> _TRAVAIL DEMANDÉ_
Dans le texte sur l'impasse gouvernementale au Liban, relevez toutes les personnes désignées par leur nom.

> _EXTRAIT PRÉSENTÉ_
<<<<

Depuis plus de deux mois, le Liban demeure sans gouvernement. Le 15 mai se tenaient les élections parlementaires après lesquelles le gouvernement est devenu démissionnaire d’office.
Deux semaines plus tard, le Premier ministre sortant, Najib Mikati, est désigné pour former un nouveau gouvernement chargé de rester au pouvoir jusqu’à l’élection d’un nouveau président de la République, qui devrait théoriquement se tenir avant la fin du mandat du président actuel, Michel Aoun, le 31 octobre prochain.
Or, depuis sa désignation, Mikati n’a rencontré le président Aoun que deux fois, la dernière pour lui remettre une composition quasi identique du cabinet sortant. Il a néanmoins effectué quelques changements, dont un qui pourrait irriter le président qui refuserait alors de signer, empêchant le gouvernement de voir le jour. Il lui a ôté le ministère de l’Énergie, considéré stratégique, qui est dirigé depuis plus de dix ans par des ministres du «Courant Patriotique Libre», parti mené par le gendre et héritier politique de Aoun, le député Gebran Bassil. Le président accueillera cette initiative comme un affront, et la formation du gouvernement restera au point mort. Or l’échéance présidentielle approche à grands pas. Cent jours nous séparent du début du délai constitutionnel de soixante jours avant la fin du mandat du président actuel, durant lequel un nouveau président devra être élu. Mais rien ne garantit que cette élection ait bien lieu. L’histoire du pays du cèdre nous apprend que les élections présidentielles ont été l’occasion de batailles politiques, voire militaires, extrêmement violentes et meurtrières. Elle nous apprend aussi que les échéances électorales au Liban sont purement aléatoires. Le poste de président de la République est resté à maintes reprises vacant, parfois même pendant des années, avant qu’un évènement dramatique ou un règlement politique ne vienne clore la crise du vide présidentiel.

>>>>

> _DONNÉES EXTRAITES_
<<<<

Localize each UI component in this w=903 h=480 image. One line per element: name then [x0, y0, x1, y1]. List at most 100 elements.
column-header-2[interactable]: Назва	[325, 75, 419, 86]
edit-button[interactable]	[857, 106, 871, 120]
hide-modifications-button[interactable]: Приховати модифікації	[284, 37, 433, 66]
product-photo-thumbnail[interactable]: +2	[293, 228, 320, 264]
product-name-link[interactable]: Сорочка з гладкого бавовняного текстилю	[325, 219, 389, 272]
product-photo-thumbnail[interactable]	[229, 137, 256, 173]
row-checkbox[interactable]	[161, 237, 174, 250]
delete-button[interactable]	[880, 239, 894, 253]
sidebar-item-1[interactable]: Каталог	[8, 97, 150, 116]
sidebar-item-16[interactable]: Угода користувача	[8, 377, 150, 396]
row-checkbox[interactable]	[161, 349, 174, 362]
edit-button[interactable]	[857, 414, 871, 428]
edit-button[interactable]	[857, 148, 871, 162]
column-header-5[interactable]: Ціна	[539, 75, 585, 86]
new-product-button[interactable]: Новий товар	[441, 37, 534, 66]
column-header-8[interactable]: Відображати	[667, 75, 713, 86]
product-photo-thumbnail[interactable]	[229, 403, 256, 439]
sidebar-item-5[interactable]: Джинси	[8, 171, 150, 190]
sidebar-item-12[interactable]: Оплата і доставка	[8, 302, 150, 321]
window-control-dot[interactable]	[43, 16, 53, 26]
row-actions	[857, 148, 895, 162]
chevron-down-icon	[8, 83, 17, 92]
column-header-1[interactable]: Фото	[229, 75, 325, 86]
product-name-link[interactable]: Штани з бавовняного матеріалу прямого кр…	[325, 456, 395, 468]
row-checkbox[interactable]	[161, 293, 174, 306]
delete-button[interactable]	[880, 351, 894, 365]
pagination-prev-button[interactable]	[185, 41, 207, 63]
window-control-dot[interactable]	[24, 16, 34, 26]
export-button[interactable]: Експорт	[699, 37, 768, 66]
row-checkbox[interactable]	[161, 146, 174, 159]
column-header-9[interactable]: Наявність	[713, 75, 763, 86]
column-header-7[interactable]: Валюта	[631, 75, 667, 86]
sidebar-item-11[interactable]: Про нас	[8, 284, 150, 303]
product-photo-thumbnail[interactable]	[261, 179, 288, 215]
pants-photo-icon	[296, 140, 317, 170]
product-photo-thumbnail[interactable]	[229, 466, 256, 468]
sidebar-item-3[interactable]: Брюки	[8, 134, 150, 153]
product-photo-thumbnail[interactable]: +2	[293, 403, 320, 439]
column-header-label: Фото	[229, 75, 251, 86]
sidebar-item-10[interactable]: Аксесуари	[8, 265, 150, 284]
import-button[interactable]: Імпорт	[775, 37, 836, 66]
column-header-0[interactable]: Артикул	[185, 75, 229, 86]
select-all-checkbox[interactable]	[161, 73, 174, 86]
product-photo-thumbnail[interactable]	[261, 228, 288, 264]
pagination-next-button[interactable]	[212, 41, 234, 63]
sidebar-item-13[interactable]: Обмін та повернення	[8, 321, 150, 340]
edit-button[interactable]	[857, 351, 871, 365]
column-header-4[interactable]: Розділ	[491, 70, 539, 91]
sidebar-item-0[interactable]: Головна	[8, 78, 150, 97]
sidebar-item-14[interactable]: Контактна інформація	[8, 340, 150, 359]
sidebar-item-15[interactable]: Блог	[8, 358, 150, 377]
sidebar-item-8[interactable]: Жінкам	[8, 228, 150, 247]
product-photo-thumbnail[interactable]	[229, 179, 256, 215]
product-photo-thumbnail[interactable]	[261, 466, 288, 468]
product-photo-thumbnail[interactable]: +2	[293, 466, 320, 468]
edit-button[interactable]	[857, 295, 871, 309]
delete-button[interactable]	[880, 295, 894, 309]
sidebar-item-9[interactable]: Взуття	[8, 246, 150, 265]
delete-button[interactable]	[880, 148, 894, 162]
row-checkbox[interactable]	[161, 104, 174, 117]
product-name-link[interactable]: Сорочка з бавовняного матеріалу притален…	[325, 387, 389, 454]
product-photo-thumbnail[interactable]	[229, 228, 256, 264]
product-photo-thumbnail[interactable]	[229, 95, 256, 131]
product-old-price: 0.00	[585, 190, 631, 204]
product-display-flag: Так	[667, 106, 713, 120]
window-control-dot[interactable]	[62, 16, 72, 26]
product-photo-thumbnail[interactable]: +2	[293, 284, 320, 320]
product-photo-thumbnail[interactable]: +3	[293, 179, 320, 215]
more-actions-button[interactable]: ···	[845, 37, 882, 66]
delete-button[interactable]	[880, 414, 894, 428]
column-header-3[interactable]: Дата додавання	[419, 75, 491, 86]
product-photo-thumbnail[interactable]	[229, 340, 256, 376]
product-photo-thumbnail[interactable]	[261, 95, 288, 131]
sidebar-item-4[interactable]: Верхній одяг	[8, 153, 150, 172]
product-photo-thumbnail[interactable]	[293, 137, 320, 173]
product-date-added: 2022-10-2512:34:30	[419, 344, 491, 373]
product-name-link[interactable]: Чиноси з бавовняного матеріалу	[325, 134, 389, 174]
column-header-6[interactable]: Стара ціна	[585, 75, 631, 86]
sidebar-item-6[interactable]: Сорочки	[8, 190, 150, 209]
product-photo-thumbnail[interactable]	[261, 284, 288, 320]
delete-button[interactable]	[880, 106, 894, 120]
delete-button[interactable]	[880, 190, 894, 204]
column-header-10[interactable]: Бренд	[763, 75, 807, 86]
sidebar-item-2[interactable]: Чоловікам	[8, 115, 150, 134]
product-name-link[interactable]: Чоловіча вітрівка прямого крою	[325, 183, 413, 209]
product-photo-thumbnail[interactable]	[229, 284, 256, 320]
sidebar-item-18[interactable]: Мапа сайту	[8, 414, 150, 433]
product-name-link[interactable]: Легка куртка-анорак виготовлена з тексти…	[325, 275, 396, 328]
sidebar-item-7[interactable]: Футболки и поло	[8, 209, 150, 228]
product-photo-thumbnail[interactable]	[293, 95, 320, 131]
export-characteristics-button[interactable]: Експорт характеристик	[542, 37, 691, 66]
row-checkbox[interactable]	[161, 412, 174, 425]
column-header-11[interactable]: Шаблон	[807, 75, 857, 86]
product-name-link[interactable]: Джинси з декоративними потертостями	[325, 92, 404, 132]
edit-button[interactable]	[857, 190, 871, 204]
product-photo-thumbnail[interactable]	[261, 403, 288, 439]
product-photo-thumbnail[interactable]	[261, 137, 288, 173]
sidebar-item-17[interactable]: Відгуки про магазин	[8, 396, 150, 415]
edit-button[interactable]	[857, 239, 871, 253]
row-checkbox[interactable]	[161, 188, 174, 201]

>>>>

> _RÉPONSE_
Najib Mikati, Michel Aoun, Gebran Bassil